Could you transcribe the material below exactly, without leaving out a single line?

Supplied material
-- begin --

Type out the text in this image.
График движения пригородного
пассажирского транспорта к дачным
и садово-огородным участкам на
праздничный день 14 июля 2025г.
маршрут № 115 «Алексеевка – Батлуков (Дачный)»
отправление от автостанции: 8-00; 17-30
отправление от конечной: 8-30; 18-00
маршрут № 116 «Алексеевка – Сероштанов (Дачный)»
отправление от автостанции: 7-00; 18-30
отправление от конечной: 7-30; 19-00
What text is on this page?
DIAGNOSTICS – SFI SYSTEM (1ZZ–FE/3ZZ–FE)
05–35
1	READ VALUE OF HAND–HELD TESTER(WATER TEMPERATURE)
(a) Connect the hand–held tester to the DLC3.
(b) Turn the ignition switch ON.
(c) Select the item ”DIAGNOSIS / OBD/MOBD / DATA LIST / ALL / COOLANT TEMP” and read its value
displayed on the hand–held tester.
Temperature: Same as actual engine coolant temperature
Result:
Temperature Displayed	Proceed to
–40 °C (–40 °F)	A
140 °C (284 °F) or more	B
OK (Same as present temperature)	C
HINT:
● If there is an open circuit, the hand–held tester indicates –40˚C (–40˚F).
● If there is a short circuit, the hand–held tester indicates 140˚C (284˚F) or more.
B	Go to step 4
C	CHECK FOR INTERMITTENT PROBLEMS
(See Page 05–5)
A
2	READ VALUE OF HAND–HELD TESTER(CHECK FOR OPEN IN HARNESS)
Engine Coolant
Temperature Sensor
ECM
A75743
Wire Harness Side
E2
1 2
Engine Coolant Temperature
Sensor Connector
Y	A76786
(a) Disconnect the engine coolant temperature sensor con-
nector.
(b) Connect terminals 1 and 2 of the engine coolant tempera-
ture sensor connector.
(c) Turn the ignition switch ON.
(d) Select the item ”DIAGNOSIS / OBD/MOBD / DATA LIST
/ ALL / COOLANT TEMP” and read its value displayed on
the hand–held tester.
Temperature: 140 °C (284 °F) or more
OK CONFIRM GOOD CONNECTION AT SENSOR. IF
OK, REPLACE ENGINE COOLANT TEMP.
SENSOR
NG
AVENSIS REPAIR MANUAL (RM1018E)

-- end --

Correct answer
Type out the text in this image.
График движения пригородного
пассажирского транспорта к дачным
и садово-огородным участкам на
праздничный день 14 июля 2025г.
маршрут № 115 «Алексеевка – Батлуков (Дачный)»
отправление от автостанции: 8-00; 17-30
отправление от конечной: 8-30; 18-00
маршрут № 116 «Алексеевка – Сероштанов (Дачный)»
отправление от автостанции: 7-00; 18-30
отправление от конечной: 7-30; 19-00
What text is on this page?
DIAGNOSTICS – SFI SYSTEM (1ZZ–FE/3ZZ–FE)
05–35
1	READ VALUE OF HAND–HELD TESTER(WATER TEMPERATURE)
(a) Connect the hand–held tester to the DLC3.
(b) Turn the ignition switch ON.
(c) Select the item ”DIAGNOSIS / OBD/MOBD / DATA LIST / ALL / COOLANT TEMP” and read its value
displayed on the hand–held tester.
Temperature: Same as actual engine coolant temperature
Result:
Temperature Displayed	Proceed to
–40 °C (–40 °F)	A
140 °C (284 °F) or more	B
OK (Same as present temperature)	C
HINT:
● If there is an open circuit, the hand–held tester indicates –40˚C (–40˚F).
● If there is a short circuit, the hand–held tester indicates 140˚C (284˚F) or more.
B	Go to step 4
C	CHECK FOR INTERMITTENT PROBLEMS
(See Page 05–5)
A
2	READ VALUE OF HAND–HELD TESTER(CHECK FOR OPEN IN HARNESS)
Engine Coolant
Temperature Sensor
ECM
A75743
Wire Harness Side
E2
1 2
Engine Coolant Temperature
Sensor Connector
Y	A76786
(a) Disconnect the engine coolant temperature sensor con-
nector.
(b) Connect terminals 1 and 2 of the engine coolant tempera-
ture sensor connector.
(c) Turn the ignition switch ON.
(d) Select the item ”DIAGNOSIS / OBD/MOBD / DATA LIST
/ ALL / COOLANT TEMP” and read its value displayed on
the hand–held tester.
Temperature: 140 °C (284 °F) or more
OK CONFIRM GOOD CONNECTION AT SENSOR. IF
OK, REPLACE ENGINE COOLANT TEMP.
SENSOR
NG
AVENSIS REPAIR MANUAL (RM1018E)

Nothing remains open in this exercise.